L’œuvre de Tolkien est dans une position ambivalente : elle est à la fois une référence, celle que tout bon lecteur de Dragon Magazine connaît, mais aussi un univers parmi d’autres, sans cesse accolé à d’autres univers de fantasy. Par un curieux retournement, l’univers de Tolkien fait plutôt grise mine face à ses concurrents, qui proposent des contrastes puissants, des bestiaires bigarrés, voire une inflation cosmique extravagante avec la multiplication des « plans » d’existence – ainsi le « multivers » est un concept central dans les jeux Planescape ou Magic : L’Assemblée. De ce point de vue, l’univers de Tolkien apparaît peu original, donc peu attrayant, d’autant que le jeu de rôle qui lui est consacré (JRTM) est considéré comme difficile à cause de règles complexes car issues du système de jeu Rolemaster, système très porté sur la simulation.
Les autres univers souffrent la comparaison symbolique avec leur maître étalon, qui apparaît d’abord comme un roman, format littéraire noble. L’entreprise de novélisation apparaît ainsi comme une recherche de légitimité en effectuant le chemin inverse, des jeux vers les livres (ou du ludique vers la littérature comme tente de le faire Dragon Magazine). Un exemple est donné par Lancedragon, un univers de Dungeons & Dragons, dont le cycle romanesque principal a été écrit par des auteurs de fantasy renommés, Margaret Weis et Tracy Hickman.
Les romans (en tant que novélisations) et les films (en tant qu’adaptations) peuvent être considérés comme « ludiques », en ce sens qu’ils reprennent ou reproduisent des séquences issus de supports véritablement ludiques (en plus de participer à une logique de gamme de produits et d’être des « suppléments »). Ainsi, un roman n’est rien d’autre qu’une partie de jeu de rôle particulièrement réussie. De même, on ne peut distinguer la cinématique d’un jeu vidéo d’un court métrage d’animation. Cette logique de reproduction est particulièrement visible dans le dernier volet du film le Hobbit de P.Jackson : les armées s’entrechoquent comme pourraient le faire des figurines de Warhammer sur un tapis de jeu. Le lecteur-joueur pénètre un réseau de médias qui se répondent les uns aux autres et découvre ainsi la « porosité médiatique de la culture de masse » [Brougère 2008]. La dimension ludique existe aussi dans l’exploration de ce réseau et la reconstitution d’un puzzle de significations. L’œuvre de Tolkien elle-même, à travers des cartes, des glossaires, des appendices qu’il faut assembler ou des fragments de textes dont il faudrait combler les lacunes, semble répondre à une logique de gamme de produits.

#### [Données fournies]
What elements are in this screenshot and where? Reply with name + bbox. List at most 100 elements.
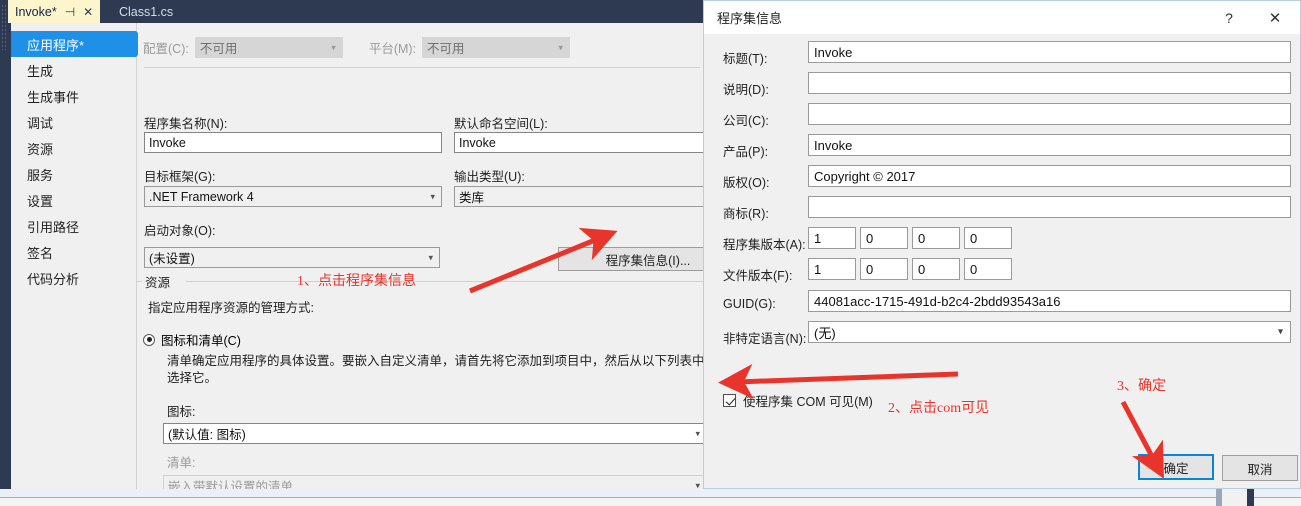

#### [Consigne]
Dans l'extrait fourni, reprenez le passage qui commence par « Les autres univers » et se poursuit jusqu'à « et Tracy Hickman. », en remplaçant « Lancedragon » par « Greyhawk ».

#### [Réponse attendue]
Les autres univers souffrent la comparaison symbolique avec leur maître étalon, qui apparaît d’abord comme un roman, format littéraire noble. L’entreprise de novélisation apparaît ainsi comme une recherche de légitimité en effectuant le chemin inverse, des jeux vers les livres (ou du ludique vers la littérature comme tente de le faire Dragon Magazine). Un exemple est donné par Greyhawk, un univers de Dungeons & Dragons, dont le cycle romanesque principal a été écrit par des auteurs de fantasy renommés, Margaret Weis et Tracy Hickman.